* start INPUT DATA *

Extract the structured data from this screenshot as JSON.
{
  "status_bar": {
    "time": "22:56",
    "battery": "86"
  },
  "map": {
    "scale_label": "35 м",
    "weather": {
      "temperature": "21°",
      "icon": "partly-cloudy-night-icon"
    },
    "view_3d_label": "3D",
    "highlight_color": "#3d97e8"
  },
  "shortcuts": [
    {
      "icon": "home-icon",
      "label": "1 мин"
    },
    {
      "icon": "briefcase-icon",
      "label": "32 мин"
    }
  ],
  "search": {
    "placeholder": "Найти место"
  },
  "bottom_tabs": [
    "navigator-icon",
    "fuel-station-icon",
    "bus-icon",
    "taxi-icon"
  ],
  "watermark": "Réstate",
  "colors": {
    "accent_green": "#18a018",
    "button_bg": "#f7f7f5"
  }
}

* end INPUT DATA *
* start INPUT DATA *

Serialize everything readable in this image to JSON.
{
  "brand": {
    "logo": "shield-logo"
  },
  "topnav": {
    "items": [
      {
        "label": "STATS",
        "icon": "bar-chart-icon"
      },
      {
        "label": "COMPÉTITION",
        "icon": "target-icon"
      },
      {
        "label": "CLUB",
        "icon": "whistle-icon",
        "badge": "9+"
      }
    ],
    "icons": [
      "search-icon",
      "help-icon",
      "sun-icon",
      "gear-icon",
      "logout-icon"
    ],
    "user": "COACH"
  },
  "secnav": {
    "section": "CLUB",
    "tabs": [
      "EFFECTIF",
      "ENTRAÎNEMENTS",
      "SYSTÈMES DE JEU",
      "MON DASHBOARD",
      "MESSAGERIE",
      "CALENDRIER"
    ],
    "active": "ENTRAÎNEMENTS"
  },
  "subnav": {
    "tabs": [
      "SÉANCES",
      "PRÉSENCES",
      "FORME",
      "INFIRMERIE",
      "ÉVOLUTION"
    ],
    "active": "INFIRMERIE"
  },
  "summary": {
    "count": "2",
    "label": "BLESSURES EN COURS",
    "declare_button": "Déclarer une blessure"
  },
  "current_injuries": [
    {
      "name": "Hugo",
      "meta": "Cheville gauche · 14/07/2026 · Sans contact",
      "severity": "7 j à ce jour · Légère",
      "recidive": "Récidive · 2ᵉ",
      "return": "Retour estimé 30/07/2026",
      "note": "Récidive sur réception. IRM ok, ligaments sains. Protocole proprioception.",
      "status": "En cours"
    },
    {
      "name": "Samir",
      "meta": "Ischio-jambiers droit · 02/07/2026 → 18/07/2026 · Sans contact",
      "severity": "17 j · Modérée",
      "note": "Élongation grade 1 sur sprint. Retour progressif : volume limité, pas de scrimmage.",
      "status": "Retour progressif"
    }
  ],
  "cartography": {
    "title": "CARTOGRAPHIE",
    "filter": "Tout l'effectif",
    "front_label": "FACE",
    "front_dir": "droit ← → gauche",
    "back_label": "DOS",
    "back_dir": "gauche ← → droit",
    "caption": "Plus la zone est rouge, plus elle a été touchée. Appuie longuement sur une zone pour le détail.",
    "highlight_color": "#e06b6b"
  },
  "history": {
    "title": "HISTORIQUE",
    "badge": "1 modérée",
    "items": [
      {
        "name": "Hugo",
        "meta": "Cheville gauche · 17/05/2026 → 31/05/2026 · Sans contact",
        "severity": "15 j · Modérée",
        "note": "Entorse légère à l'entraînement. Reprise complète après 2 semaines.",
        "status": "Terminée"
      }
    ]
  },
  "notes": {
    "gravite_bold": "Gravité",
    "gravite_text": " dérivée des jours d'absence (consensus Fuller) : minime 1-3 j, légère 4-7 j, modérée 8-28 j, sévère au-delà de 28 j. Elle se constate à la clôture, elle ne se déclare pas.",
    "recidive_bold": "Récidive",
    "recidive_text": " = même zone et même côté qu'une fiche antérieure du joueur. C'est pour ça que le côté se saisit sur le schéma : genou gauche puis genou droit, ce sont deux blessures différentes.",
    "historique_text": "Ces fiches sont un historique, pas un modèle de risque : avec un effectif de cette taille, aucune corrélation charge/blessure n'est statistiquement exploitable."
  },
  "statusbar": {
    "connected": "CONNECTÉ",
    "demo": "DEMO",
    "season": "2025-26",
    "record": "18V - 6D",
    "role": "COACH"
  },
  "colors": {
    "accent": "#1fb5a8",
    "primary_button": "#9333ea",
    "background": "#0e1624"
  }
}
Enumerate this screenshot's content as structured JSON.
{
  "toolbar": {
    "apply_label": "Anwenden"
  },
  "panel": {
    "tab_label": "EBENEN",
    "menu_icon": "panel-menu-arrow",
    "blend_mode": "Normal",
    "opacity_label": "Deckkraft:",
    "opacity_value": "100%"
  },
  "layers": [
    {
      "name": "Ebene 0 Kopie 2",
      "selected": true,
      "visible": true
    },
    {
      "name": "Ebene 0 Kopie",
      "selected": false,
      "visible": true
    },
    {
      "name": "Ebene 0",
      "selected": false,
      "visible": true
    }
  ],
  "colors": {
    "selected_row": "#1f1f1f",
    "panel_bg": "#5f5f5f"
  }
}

* end INPUT DATA *

» **WRITTEN PROBLEM**: Find the lines above that include the string "droit" and copy them.

» **EXPECTED ANSWER**:
      "meta": "Ischio-jambiers droit · 02/07/2026 → 18/07/2026 · Sans contact",
    "front_dir": "droit ← → gauche",
    "back_dir": "gauche ← → droit",
    "recidive_text": " = même zone et même côté qu'une fiche antérieure du joueur. C'est pour ça que le côté se saisit sur le schéma : genou gauche puis genou droit, ce sont deux blessures différentes.",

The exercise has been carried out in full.